Set down the full listing exactly as given. Any pictures are to be left out.
┌─ The input
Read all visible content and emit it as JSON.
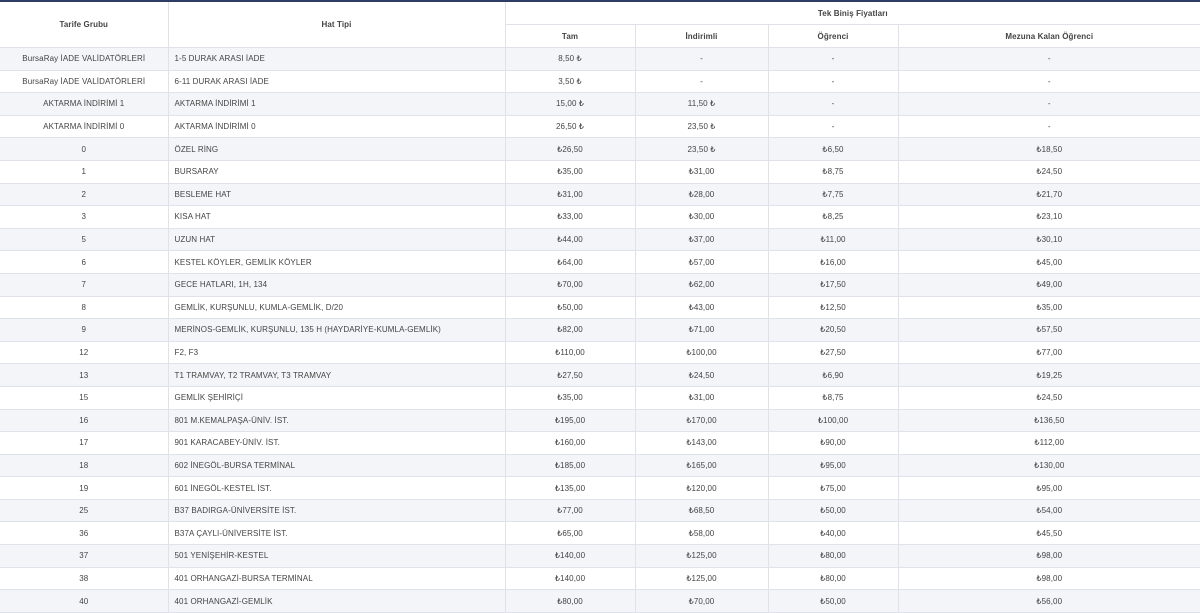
{
  "headers": {
    "tarife_grubu": "Tarife Grubu",
    "hat_tipi": "Hat Tipi",
    "group": "Tek Biniş Fiyatları",
    "tam": "Tam",
    "indirimli": "İndirimli",
    "ogrenci": "Öğrenci",
    "mezuna": "Mezuna Kalan Öğrenci"
  },
  "rows": [
    {
      "grup": "BursaRay İADE VALİDATÖRLERİ",
      "hat": "1-5 DURAK ARASI İADE",
      "tam": "8,50 ₺",
      "ind": "-",
      "ogr": "-",
      "mez": "-"
    },
    {
      "grup": "BursaRay İADE VALİDATÖRLERİ",
      "hat": "6-11 DURAK ARASI İADE",
      "tam": "3,50 ₺",
      "ind": "-",
      "ogr": "-",
      "mez": "-"
    },
    {
      "grup": "AKTARMA İNDİRİMİ 1",
      "hat": "AKTARMA İNDİRİMİ 1",
      "tam": "15,00 ₺",
      "ind": "11,50 ₺",
      "ogr": "-",
      "mez": "-"
    },
    {
      "grup": "AKTARMA İNDİRİMİ 0",
      "hat": "AKTARMA İNDİRİMİ 0",
      "tam": "26,50 ₺",
      "ind": "23,50 ₺",
      "ogr": "-",
      "mez": "-"
    },
    {
      "grup": "0",
      "hat": "ÖZEL RİNG",
      "tam": "₺26,50",
      "ind": "23,50 ₺",
      "ogr": "₺6,50",
      "mez": "₺18,50"
    },
    {
      "grup": "1",
      "hat": "BURSARAY",
      "tam": "₺35,00",
      "ind": "₺31,00",
      "ogr": "₺8,75",
      "mez": "₺24,50"
    },
    {
      "grup": "2",
      "hat": "BESLEME HAT",
      "tam": "₺31,00",
      "ind": "₺28,00",
      "ogr": "₺7,75",
      "mez": "₺21,70"
    },
    {
      "grup": "3",
      "hat": "KISA HAT",
      "tam": "₺33,00",
      "ind": "₺30,00",
      "ogr": "₺8,25",
      "mez": "₺23,10"
    },
    {
      "grup": "5",
      "hat": "UZUN HAT",
      "tam": "₺44,00",
      "ind": "₺37,00",
      "ogr": "₺11,00",
      "mez": "₺30,10"
    },
    {
      "grup": "6",
      "hat": "KESTEL KÖYLER, GEMLİK KÖYLER",
      "tam": "₺64,00",
      "ind": "₺57,00",
      "ogr": "₺16,00",
      "mez": "₺45,00"
    },
    {
      "grup": "7",
      "hat": "GECE HATLARI, 1H, 134",
      "tam": "₺70,00",
      "ind": "₺62,00",
      "ogr": "₺17,50",
      "mez": "₺49,00"
    },
    {
      "grup": "8",
      "hat": "GEMLİK, KURŞUNLU, KUMLA-GEMLİK, D/20",
      "tam": "₺50,00",
      "ind": "₺43,00",
      "ogr": "₺12,50",
      "mez": "₺35,00"
    },
    {
      "grup": "9",
      "hat": "MERİNOS-GEMLİK, KURŞUNLU, 135 H (HAYDARİYE-KUMLA-GEMLİK)",
      "tam": "₺82,00",
      "ind": "₺71,00",
      "ogr": "₺20,50",
      "mez": "₺57,50"
    },
    {
      "grup": "12",
      "hat": "F2, F3",
      "tam": "₺110,00",
      "ind": "₺100,00",
      "ogr": "₺27,50",
      "mez": "₺77,00"
    },
    {
      "grup": "13",
      "hat": "T1 TRAMVAY, T2 TRAMVAY, T3 TRAMVAY",
      "tam": "₺27,50",
      "ind": "₺24,50",
      "ogr": "₺6,90",
      "mez": "₺19,25"
    },
    {
      "grup": "15",
      "hat": "GEMLİK ŞEHİRİÇİ",
      "tam": "₺35,00",
      "ind": "₺31,00",
      "ogr": "₺8,75",
      "mez": "₺24,50"
    },
    {
      "grup": "16",
      "hat": "801 M.KEMALPAŞA-ÜNİV. İST.",
      "tam": "₺195,00",
      "ind": "₺170,00",
      "ogr": "₺100,00",
      "mez": "₺136,50"
    },
    {
      "grup": "17",
      "hat": "901 KARACABEY-ÜNİV. İST.",
      "tam": "₺160,00",
      "ind": "₺143,00",
      "ogr": "₺90,00",
      "mez": "₺112,00"
    },
    {
      "grup": "18",
      "hat": "602 İNEGÖL-BURSA TERMİNAL",
      "tam": "₺185,00",
      "ind": "₺165,00",
      "ogr": "₺95,00",
      "mez": "₺130,00"
    },
    {
      "grup": "19",
      "hat": "601 İNEGÖL-KESTEL İST.",
      "tam": "₺135,00",
      "ind": "₺120,00",
      "ogr": "₺75,00",
      "mez": "₺95,00"
    },
    {
      "grup": "25",
      "hat": "B37 BADIRGA-ÜNİVERSİTE İST.",
      "tam": "₺77,00",
      "ind": "₺68,50",
      "ogr": "₺50,00",
      "mez": "₺54,00"
    },
    {
      "grup": "36",
      "hat": "B37A ÇAYLI-ÜNİVERSİTE İST.",
      "tam": "₺65,00",
      "ind": "₺58,00",
      "ogr": "₺40,00",
      "mez": "₺45,50"
    },
    {
      "grup": "37",
      "hat": "501 YENİŞEHİR-KESTEL",
      "tam": "₺140,00",
      "ind": "₺125,00",
      "ogr": "₺80,00",
      "mez": "₺98,00"
    },
    {
      "grup": "38",
      "hat": "401 ORHANGAZİ-BURSA TERMİNAL",
      "tam": "₺140,00",
      "ind": "₺125,00",
      "ogr": "₺80,00",
      "mez": "₺98,00"
    },
    {
      "grup": "40",
      "hat": "401 ORHANGAZİ-GEMLİK",
      "tam": "₺80,00",
      "ind": "₺70,00",
      "ogr": "₺50,00",
      "mez": "₺56,00"
    }
  ]
}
└─
Response to this task:
Read all visible content and emit it as JSON.
{
  "headers": {
    "tarife_grubu": "Tarife Grubu",
    "hat_tipi": "Hat Tipi",
    "group": "Tek Biniş Fiyatları",
    "tam": "Tam",
    "indirimli": "İndirimli",
    "ogrenci": "Öğrenci",
    "mezuna": "Mezuna Kalan Öğrenci"
  },
  "rows": [
    {
      "grup": "BursaRay İADE VALİDATÖRLERİ",
      "hat": "1-5 DURAK ARASI İADE",
      "tam": "8,50 ₺",
      "ind": "-",
      "ogr": "-",
      "mez": "-"
    },
    {
      "grup": "BursaRay İADE VALİDATÖRLERİ",
      "hat": "6-11 DURAK ARASI İADE",
      "tam": "3,50 ₺",
      "ind": "-",
      "ogr": "-",
      "mez": "-"
    },
    {
      "grup": "AKTARMA İNDİRİMİ 1",
      "hat": "AKTARMA İNDİRİMİ 1",
      "tam": "15,00 ₺",
      "ind": "11,50 ₺",
      "ogr": "-",
      "mez": "-"
    },
    {
      "grup": "AKTARMA İNDİRİMİ 0",
      "hat": "AKTARMA İNDİRİMİ 0",
      "tam": "26,50 ₺",
      "ind": "23,50 ₺",
      "ogr": "-",
      "mez": "-"
    },
    {
      "grup": "0",
      "hat": "ÖZEL RİNG",
      "tam": "₺26,50",
      "ind": "23,50 ₺",
      "ogr": "₺6,50",
      "mez": "₺18,50"
    },
    {
      "grup": "1",
      "hat": "BURSARAY",
      "tam": "₺35,00",
      "ind": "₺31,00",
      "ogr": "₺8,75",
      "mez": "₺24,50"
    },
    {
      "grup": "2",
      "hat": "BESLEME HAT",
      "tam": "₺31,00",
      "ind": "₺28,00",
      "ogr": "₺7,75",
      "mez": "₺21,70"
    },
    {
      "grup": "3",
      "hat": "KISA HAT",
      "tam": "₺33,00",
      "ind": "₺30,00",
      "ogr": "₺8,25",
      "mez": "₺23,10"
    },
    {
      "grup": "5",
      "hat": "UZUN HAT",
      "tam": "₺44,00",
      "ind": "₺37,00",
      "ogr": "₺11,00",
      "mez": "₺30,10"
    },
    {
      "grup": "6",
      "hat": "KESTEL KÖYLER, GEMLİK KÖYLER",
      "tam": "₺64,00",
      "ind": "₺57,00",
      "ogr": "₺16,00",
      "mez": "₺45,00"
    },
    {
      "grup": "7",
      "hat": "GECE HATLARI, 1H, 134",
      "tam": "₺70,00",
      "ind": "₺62,00",
      "ogr": "₺17,50",
      "mez": "₺49,00"
    },
    {
      "grup": "8",
      "hat": "GEMLİK, KURŞUNLU, KUMLA-GEMLİK, D/20",
      "tam": "₺50,00",
      "ind": "₺43,00",
      "ogr": "₺12,50",
      "mez": "₺35,00"
    },
    {
      "grup": "9",
      "hat": "MERİNOS-GEMLİK, KURŞUNLU, 135 H (HAYDARİYE-KUMLA-GEMLİK)",
      "tam": "₺82,00",
      "ind": "₺71,00",
      "ogr": "₺20,50",
      "mez": "₺57,50"
    },
    {
      "grup": "12",
      "hat": "F2, F3",
      "tam": "₺110,00",
      "ind": "₺100,00",
      "ogr": "₺27,50",
      "mez": "₺77,00"
    },
    {
      "grup": "13",
      "hat": "T1 TRAMVAY, T2 TRAMVAY, T3 TRAMVAY",
      "tam": "₺27,50",
      "ind": "₺24,50",
      "ogr": "₺6,90",
      "mez": "₺19,25"
    },
    {
      "grup": "15",
      "hat": "GEMLİK ŞEHİRİÇİ",
      "tam": "₺35,00",
      "ind": "₺31,00",
      "ogr": "₺8,75",
      "mez": "₺24,50"
    },
    {
      "grup": "16",
      "hat": "801 M.KEMALPAŞA-ÜNİV. İST.",
      "tam": "₺195,00",
      "ind": "₺170,00",
      "ogr": "₺100,00",
      "mez": "₺136,50"
    },
    {
      "grup": "17",
      "hat": "901 KARACABEY-ÜNİV. İST.",
      "tam": "₺160,00",
      "ind": "₺143,00",
      "ogr": "₺90,00",
      "mez": "₺112,00"
    },
    {
      "grup": "18",
      "hat": "602 İNEGÖL-BURSA TERMİNAL",
      "tam": "₺185,00",
      "ind": "₺165,00",
      "ogr": "₺95,00",
      "mez": "₺130,00"
    },
    {
      "grup": "19",
      "hat": "601 İNEGÖL-KESTEL İST.",
      "tam": "₺135,00",
      "ind": "₺120,00",
      "ogr": "₺75,00",
      "mez": "₺95,00"
    },
    {
      "grup": "25",
      "hat": "B37 BADIRGA-ÜNİVERSİTE İST.",
      "tam": "₺77,00",
      "ind": "₺68,50",
      "ogr": "₺50,00",
      "mez": "₺54,00"
    },
    {
      "grup": "36",
      "hat": "B37A ÇAYLI-ÜNİVERSİTE İST.",
      "tam": "₺65,00",
      "ind": "₺58,00",
      "ogr": "₺40,00",
      "mez": "₺45,50"
    },
    {
      "grup": "37",
      "hat": "501 YENİŞEHİR-KESTEL",
      "tam": "₺140,00",
      "ind": "₺125,00",
      "ogr": "₺80,00",
      "mez": "₺98,00"
    },
    {
      "grup": "38",
      "hat": "401 ORHANGAZİ-BURSA TERMİNAL",
      "tam": "₺140,00",
      "ind": "₺125,00",
      "ogr": "₺80,00",
      "mez": "₺98,00"
    },
    {
      "grup": "40",
      "hat": "401 ORHANGAZİ-GEMLİK",
      "tam": "₺80,00",
      "ind": "₺70,00",
      "ogr": "₺50,00",
      "mez": "₺56,00"
    }
  ]
}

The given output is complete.